= What you should do =
Pull out each line of the data that includes the word "size".

= Dataset excerpt =
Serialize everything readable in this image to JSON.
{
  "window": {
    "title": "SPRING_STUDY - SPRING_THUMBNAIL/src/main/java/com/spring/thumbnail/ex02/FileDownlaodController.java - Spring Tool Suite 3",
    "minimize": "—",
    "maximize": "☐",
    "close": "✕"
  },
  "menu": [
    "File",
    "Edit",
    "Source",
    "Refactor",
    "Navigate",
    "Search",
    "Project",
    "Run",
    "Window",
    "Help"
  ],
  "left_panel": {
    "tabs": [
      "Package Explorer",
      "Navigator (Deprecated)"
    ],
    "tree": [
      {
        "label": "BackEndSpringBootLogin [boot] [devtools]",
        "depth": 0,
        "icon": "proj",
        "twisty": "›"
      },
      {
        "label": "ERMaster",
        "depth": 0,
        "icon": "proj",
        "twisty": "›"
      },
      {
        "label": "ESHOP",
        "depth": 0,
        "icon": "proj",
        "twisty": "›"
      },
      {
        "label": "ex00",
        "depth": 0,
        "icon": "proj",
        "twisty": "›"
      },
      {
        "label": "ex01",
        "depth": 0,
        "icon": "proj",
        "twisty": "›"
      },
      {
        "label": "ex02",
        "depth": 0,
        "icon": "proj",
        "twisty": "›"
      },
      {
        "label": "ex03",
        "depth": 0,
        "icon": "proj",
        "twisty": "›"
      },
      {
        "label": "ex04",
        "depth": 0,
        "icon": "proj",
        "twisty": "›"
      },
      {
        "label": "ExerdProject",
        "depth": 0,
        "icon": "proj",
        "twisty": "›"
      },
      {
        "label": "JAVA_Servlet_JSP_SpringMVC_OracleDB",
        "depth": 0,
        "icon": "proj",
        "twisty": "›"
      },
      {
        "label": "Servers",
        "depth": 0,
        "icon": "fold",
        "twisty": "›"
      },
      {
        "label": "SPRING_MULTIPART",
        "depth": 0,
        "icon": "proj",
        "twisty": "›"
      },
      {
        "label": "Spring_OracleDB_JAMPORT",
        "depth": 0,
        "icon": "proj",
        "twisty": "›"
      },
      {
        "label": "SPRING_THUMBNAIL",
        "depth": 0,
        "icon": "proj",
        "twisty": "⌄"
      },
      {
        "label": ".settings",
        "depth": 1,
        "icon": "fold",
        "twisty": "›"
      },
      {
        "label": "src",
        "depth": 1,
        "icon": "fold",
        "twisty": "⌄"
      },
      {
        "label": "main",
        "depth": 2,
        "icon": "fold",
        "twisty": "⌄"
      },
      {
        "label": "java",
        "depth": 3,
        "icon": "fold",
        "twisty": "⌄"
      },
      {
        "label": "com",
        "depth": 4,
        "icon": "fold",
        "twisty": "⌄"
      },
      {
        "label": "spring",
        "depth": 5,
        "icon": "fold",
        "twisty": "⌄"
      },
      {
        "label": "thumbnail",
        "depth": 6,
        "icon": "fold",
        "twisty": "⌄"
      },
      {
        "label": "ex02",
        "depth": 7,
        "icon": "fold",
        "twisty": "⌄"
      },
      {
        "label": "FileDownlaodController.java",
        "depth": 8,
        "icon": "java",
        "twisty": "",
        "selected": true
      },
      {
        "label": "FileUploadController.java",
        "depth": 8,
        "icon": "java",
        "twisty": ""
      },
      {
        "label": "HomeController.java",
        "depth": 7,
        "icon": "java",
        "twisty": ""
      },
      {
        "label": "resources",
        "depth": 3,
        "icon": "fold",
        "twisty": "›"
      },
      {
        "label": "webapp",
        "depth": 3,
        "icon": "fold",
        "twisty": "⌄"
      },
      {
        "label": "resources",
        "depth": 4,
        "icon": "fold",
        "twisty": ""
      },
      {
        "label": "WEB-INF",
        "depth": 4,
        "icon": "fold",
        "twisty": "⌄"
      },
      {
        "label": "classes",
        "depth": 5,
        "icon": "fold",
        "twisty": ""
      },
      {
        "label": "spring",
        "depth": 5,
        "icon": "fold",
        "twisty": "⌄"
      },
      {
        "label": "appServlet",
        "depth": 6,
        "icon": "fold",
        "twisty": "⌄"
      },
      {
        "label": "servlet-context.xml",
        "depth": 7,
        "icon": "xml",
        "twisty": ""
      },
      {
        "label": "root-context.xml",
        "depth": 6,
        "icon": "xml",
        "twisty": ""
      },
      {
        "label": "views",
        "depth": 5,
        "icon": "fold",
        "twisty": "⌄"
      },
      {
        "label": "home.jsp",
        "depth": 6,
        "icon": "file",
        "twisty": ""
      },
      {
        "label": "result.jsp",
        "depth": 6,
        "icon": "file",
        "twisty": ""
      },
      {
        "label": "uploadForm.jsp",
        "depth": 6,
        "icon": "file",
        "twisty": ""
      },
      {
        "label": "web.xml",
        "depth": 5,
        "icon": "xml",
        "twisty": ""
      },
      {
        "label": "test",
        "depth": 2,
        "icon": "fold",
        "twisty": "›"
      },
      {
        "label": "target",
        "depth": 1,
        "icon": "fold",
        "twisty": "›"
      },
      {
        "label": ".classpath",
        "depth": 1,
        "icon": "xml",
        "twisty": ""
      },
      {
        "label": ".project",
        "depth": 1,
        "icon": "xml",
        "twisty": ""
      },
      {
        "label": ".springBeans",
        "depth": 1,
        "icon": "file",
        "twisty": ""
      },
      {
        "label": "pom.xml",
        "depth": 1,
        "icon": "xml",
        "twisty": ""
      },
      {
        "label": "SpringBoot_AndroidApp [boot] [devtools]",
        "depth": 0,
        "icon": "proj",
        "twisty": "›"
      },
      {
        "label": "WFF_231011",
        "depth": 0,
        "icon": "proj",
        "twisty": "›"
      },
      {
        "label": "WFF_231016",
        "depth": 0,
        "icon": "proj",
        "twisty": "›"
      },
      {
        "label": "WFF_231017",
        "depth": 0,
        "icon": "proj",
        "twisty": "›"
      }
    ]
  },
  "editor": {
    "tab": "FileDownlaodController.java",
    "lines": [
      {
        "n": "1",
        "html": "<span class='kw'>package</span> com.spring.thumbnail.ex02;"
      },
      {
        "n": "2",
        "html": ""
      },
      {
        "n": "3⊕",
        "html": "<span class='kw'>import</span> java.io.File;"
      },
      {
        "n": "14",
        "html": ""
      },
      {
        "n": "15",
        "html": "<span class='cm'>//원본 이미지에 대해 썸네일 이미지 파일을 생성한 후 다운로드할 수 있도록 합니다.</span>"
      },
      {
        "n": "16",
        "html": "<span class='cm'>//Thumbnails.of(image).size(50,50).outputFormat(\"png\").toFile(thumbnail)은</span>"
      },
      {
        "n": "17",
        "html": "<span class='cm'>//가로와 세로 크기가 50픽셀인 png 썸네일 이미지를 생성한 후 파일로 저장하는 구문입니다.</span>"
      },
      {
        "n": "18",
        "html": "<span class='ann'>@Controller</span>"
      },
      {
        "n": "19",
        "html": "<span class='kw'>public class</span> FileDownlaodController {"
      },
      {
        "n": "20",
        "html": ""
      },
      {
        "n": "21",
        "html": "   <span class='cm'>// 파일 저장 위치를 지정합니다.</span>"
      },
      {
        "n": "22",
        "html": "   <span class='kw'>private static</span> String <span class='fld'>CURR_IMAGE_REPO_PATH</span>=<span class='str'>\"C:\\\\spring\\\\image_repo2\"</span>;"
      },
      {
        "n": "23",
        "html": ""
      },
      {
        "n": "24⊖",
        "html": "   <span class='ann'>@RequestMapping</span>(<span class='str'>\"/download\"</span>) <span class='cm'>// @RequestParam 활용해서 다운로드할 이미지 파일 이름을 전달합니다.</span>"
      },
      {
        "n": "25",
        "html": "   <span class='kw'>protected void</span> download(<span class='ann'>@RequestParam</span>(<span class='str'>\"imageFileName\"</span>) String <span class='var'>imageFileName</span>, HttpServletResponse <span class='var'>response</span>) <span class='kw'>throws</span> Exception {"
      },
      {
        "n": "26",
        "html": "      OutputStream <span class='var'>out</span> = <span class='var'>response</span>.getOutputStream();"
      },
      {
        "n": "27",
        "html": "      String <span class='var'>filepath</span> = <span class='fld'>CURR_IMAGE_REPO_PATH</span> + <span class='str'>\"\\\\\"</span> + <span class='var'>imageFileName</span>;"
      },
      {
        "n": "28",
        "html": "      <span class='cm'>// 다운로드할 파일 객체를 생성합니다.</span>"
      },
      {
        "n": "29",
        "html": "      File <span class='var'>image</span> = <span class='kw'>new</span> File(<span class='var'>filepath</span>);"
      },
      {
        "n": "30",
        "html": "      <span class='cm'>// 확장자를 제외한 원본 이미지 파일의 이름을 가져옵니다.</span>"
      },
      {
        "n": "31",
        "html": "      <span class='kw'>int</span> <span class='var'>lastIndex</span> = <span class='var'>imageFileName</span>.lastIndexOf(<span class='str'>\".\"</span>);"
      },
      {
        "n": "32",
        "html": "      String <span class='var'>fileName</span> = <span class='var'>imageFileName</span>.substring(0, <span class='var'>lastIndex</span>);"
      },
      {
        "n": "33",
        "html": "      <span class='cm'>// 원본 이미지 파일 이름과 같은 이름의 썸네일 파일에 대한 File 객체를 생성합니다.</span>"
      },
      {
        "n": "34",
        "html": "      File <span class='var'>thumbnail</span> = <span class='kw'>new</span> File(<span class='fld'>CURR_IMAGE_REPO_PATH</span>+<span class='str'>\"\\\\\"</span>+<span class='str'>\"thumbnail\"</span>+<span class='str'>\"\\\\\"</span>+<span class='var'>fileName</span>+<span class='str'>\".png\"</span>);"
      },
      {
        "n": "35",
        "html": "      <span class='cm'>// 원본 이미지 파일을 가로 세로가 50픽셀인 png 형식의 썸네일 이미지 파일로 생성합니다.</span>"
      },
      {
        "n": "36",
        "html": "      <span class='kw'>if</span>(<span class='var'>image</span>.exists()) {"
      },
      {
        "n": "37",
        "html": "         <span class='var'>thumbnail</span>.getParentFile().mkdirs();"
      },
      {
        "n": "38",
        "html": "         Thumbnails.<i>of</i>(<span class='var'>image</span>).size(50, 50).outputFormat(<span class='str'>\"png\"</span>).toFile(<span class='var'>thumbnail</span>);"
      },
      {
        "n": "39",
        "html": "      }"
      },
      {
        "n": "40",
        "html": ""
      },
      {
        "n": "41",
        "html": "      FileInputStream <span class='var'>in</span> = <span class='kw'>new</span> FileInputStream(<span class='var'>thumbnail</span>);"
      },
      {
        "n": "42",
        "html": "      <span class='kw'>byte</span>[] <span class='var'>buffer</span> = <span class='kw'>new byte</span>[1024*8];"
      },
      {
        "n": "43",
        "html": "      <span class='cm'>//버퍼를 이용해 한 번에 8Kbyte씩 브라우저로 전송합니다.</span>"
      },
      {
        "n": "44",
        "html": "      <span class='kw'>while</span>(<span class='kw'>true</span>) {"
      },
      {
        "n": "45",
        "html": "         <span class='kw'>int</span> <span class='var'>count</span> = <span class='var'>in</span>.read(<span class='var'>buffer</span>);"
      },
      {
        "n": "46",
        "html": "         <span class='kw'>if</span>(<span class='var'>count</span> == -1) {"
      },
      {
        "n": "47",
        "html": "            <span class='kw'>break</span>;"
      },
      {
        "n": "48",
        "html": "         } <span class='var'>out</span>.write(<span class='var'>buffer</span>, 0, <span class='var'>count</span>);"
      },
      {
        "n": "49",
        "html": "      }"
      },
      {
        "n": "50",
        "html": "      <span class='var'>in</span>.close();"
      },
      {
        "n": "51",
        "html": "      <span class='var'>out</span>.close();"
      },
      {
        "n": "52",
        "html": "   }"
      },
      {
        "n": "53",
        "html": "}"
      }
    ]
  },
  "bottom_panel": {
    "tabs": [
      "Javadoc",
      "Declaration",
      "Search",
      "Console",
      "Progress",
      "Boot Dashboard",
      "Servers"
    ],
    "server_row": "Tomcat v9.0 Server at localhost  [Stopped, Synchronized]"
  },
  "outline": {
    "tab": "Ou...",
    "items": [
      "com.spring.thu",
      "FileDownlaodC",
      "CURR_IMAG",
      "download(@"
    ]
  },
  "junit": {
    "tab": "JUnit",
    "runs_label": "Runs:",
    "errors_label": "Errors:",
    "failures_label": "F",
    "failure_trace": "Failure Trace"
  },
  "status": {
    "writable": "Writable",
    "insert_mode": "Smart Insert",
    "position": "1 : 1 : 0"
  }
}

= Reply to the exercise =
        "html": "<span class='cm'>//Thumbnails.of(image).size(50,50).outputFormat(\"png\").toFile(thumbnail)은</span>"
        "html": "         Thumbnails.<i>of</i>(<span class='var'>image</span>).size(50, 50).outputFormat(<span class='str'>\"png\"</span>).toFile(<span class='var'>thumbnail</span>);"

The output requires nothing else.